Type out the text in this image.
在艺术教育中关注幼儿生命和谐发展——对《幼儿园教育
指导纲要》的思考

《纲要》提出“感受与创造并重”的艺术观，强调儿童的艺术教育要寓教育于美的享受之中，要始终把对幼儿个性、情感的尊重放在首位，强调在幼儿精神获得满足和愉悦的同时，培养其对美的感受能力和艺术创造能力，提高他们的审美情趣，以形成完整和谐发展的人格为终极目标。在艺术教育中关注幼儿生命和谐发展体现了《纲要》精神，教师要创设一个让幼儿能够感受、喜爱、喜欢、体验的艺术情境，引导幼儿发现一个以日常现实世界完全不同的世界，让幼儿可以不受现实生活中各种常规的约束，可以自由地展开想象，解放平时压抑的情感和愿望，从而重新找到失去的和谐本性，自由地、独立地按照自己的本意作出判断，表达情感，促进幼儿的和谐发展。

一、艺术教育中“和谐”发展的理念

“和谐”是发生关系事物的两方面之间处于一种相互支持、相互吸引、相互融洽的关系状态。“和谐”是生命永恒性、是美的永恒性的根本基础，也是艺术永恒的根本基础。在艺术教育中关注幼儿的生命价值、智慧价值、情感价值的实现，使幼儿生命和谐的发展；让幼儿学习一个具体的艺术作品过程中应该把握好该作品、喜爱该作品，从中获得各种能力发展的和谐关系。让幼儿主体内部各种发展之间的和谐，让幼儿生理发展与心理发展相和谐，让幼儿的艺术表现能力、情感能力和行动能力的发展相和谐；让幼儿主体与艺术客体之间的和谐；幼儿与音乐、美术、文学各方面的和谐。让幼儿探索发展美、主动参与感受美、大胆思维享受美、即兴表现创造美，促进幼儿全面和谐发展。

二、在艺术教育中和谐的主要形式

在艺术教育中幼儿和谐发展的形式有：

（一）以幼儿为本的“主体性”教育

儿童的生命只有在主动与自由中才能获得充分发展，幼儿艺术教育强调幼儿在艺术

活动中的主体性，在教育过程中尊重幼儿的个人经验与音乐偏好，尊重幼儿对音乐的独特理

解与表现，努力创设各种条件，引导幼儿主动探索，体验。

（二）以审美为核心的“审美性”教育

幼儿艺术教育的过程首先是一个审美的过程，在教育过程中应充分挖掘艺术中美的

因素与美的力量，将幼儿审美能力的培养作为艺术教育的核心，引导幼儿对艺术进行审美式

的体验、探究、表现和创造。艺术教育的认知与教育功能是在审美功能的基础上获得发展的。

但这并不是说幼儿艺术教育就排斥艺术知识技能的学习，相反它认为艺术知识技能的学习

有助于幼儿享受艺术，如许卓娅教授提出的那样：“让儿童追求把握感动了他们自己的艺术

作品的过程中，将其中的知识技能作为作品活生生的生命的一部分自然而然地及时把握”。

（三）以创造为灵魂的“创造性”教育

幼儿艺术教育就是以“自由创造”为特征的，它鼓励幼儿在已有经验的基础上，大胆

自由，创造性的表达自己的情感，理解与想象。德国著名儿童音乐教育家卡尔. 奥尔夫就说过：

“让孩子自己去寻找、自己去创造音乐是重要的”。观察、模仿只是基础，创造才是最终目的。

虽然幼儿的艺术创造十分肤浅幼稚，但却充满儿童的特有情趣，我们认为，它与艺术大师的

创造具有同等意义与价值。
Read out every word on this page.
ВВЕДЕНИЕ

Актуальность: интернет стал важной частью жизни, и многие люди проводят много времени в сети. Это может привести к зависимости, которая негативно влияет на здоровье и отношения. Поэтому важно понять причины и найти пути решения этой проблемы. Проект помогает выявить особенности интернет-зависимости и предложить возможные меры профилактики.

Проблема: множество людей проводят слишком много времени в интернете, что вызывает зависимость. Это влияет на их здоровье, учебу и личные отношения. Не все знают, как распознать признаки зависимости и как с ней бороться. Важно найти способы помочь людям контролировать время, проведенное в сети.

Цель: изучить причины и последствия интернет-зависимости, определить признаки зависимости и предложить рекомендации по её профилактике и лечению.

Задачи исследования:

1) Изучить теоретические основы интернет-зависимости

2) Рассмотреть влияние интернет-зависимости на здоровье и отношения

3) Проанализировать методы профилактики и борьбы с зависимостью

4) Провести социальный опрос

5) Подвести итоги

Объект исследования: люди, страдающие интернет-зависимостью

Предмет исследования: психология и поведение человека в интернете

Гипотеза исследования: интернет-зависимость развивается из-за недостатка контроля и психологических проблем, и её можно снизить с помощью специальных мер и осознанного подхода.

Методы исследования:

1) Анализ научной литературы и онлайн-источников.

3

- _TASK OBJECTIVE_
Determine the number of lines in these entries that contain the word "this", and write only that number.

- _COMPLETE OUTPUT_
2